The problem:
Select the lines below containing the word "right".

## start Data for this exercise

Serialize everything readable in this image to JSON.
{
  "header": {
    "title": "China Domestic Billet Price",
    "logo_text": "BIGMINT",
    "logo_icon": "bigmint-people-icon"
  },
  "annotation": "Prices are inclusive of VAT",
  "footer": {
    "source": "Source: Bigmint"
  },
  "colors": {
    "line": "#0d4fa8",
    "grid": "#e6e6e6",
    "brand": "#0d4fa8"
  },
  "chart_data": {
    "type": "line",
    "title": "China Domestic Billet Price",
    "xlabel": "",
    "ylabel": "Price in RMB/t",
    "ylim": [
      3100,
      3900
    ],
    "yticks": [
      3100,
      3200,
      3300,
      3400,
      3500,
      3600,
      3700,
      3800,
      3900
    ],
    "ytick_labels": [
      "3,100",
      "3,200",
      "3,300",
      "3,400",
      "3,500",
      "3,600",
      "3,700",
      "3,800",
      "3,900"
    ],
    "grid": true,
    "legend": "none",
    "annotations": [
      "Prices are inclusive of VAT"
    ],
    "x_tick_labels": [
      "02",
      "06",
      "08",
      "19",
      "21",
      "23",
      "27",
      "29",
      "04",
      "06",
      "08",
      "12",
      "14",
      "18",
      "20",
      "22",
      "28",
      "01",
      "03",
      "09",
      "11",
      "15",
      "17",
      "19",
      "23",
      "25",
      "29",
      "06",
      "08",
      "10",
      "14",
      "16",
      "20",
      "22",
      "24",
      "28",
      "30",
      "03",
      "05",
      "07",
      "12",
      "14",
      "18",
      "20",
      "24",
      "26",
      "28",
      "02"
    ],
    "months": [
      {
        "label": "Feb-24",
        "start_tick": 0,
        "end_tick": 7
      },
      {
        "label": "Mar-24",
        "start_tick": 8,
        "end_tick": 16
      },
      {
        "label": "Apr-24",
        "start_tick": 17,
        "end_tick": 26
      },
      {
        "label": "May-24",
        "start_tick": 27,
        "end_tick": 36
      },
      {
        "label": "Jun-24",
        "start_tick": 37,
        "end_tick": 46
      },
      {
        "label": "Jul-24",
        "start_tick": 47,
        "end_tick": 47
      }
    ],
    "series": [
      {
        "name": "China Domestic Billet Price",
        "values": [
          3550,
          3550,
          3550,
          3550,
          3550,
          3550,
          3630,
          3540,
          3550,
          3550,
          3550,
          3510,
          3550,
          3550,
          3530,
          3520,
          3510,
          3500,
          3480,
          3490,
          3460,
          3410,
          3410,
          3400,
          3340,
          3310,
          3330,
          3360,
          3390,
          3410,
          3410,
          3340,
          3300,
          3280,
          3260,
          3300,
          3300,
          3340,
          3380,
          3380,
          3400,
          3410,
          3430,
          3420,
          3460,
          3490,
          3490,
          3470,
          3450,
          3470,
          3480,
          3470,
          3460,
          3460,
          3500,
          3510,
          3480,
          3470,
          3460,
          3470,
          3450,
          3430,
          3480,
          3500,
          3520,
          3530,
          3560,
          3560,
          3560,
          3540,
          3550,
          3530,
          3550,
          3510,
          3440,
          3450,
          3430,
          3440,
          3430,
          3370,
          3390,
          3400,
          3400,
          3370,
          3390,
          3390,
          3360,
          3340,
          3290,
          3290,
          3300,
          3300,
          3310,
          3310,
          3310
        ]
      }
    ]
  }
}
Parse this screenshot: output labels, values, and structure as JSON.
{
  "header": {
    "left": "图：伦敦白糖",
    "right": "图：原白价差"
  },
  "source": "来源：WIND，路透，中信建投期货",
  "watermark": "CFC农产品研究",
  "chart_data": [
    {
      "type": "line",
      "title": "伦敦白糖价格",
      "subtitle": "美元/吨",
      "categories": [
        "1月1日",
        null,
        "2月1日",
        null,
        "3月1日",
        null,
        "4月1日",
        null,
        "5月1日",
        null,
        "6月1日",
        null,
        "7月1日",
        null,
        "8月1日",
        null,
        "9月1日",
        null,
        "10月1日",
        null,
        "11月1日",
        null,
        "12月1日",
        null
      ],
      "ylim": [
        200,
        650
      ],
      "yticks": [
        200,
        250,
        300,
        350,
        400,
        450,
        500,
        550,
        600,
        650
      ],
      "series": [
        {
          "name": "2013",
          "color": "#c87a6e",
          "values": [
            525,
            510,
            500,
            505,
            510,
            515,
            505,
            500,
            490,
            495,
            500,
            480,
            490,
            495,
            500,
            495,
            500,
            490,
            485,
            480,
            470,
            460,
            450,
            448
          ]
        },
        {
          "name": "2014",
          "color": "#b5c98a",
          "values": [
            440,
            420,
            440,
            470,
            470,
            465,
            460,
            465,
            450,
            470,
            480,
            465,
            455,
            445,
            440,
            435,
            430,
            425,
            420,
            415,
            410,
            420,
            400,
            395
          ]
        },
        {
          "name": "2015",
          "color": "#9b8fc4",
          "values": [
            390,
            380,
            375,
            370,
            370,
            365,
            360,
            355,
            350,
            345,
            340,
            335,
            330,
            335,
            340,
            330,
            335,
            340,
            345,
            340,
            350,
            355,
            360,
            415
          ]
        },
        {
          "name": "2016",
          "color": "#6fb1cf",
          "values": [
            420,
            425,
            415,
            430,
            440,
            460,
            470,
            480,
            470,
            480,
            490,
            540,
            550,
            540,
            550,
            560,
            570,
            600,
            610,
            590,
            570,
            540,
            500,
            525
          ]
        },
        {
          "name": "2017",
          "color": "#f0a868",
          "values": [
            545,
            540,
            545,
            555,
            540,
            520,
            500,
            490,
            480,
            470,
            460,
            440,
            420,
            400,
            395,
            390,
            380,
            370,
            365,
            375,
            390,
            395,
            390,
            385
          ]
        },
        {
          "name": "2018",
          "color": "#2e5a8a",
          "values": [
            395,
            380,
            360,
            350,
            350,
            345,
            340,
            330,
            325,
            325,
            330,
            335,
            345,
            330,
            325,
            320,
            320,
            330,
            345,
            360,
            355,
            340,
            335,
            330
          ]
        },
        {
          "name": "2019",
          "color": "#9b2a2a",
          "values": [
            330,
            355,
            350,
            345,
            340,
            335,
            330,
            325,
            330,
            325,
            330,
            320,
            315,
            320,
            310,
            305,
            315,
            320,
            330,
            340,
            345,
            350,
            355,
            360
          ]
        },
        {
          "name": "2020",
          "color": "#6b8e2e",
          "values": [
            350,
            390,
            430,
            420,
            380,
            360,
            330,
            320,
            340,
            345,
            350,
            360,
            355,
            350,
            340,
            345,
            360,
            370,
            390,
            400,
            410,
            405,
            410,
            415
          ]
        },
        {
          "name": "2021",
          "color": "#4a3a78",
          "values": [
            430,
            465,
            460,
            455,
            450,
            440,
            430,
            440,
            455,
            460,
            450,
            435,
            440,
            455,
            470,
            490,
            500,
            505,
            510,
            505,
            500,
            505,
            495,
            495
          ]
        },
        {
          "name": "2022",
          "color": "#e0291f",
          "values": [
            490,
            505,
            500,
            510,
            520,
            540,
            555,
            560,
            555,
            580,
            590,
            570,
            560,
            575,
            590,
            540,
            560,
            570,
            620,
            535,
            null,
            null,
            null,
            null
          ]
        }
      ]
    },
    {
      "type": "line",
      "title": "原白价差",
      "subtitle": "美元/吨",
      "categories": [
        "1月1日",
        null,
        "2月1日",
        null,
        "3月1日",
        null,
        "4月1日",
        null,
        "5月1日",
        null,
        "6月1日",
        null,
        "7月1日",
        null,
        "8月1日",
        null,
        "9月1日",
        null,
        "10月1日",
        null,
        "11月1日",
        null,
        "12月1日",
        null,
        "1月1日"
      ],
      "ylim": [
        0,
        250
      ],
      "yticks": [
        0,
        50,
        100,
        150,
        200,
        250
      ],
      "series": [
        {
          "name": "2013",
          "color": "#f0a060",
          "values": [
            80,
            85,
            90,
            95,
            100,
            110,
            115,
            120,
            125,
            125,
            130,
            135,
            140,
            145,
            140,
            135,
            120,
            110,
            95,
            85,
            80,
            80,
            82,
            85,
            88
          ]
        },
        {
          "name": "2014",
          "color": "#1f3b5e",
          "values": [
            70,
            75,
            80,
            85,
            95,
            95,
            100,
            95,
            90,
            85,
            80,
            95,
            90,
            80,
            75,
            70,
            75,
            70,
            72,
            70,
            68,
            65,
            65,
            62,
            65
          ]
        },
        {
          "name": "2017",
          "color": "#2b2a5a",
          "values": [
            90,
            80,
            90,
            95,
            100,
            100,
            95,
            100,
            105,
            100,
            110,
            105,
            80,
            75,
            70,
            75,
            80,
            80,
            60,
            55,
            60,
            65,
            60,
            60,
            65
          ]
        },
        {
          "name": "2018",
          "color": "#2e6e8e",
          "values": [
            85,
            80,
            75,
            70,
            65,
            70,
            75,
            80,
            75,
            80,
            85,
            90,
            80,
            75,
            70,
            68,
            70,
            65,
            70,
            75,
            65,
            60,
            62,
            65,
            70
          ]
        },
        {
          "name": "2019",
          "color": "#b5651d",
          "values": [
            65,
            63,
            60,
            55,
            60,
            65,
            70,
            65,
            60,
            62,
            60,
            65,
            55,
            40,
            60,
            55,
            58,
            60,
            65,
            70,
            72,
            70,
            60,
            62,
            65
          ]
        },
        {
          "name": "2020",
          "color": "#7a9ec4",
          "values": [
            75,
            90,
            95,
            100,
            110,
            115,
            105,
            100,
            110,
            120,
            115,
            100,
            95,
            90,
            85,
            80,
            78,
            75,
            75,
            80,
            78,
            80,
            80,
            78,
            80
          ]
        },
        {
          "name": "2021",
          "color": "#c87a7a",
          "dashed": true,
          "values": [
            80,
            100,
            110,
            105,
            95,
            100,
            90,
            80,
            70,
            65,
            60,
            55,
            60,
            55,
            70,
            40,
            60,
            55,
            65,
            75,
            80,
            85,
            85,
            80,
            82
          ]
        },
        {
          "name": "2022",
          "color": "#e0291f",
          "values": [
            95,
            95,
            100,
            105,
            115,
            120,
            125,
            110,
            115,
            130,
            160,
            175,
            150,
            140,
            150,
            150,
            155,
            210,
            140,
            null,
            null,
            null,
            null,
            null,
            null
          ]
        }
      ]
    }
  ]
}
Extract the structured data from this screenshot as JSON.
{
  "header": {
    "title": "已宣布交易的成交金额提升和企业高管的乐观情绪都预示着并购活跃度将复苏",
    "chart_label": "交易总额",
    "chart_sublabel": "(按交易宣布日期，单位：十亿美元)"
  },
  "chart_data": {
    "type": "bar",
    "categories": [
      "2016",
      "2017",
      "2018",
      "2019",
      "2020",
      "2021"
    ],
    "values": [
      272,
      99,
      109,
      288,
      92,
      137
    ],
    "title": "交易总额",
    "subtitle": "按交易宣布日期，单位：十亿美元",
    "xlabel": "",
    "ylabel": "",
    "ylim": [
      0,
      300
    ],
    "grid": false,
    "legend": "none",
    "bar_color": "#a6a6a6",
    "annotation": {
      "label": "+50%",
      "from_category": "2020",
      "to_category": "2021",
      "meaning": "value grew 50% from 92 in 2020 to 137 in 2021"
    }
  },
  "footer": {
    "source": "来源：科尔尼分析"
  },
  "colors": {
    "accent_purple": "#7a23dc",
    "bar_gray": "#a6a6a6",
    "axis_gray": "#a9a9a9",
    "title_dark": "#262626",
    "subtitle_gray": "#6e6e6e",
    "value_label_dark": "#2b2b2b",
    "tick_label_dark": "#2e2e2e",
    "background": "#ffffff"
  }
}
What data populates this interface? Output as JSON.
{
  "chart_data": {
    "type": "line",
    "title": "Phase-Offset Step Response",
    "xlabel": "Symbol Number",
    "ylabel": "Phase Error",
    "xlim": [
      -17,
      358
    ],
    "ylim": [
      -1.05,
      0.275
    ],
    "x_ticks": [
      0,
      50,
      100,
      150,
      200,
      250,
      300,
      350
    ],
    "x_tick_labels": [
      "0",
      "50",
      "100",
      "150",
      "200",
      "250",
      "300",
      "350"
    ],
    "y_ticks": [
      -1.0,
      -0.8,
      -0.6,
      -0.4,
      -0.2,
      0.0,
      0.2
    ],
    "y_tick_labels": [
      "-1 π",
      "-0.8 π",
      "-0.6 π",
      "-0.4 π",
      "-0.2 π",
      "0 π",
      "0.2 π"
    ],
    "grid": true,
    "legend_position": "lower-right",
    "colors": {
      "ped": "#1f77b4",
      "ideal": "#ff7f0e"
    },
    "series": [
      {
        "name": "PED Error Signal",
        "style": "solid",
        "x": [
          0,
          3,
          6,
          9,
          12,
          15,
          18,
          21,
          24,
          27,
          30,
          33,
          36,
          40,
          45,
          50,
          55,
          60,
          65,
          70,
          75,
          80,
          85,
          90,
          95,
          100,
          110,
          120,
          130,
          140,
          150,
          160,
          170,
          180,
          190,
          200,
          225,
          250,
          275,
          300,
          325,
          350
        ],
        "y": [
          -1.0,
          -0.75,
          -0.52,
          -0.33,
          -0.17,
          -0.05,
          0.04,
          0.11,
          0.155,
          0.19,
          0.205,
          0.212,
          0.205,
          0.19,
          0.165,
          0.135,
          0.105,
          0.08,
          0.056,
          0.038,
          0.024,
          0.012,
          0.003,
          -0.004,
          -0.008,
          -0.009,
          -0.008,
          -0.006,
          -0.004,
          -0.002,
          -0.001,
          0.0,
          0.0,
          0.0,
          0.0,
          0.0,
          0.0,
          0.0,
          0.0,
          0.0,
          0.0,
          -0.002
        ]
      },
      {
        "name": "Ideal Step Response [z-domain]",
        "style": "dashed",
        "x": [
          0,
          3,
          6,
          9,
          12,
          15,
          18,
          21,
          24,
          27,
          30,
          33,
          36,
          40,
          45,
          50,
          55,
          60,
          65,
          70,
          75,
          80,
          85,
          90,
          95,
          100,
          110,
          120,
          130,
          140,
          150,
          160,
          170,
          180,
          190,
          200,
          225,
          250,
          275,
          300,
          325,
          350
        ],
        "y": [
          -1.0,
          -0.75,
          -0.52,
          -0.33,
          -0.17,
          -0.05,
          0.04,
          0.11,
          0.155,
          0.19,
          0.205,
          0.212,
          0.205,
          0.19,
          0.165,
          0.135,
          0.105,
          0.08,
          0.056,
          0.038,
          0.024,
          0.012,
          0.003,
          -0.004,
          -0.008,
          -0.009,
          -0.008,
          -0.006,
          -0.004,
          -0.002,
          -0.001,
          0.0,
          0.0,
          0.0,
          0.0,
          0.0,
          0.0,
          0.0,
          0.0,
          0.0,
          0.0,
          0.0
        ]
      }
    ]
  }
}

## end Data for this exercise

Task response:
    "right": "图：原白价差"
    "legend_position": "lower-right",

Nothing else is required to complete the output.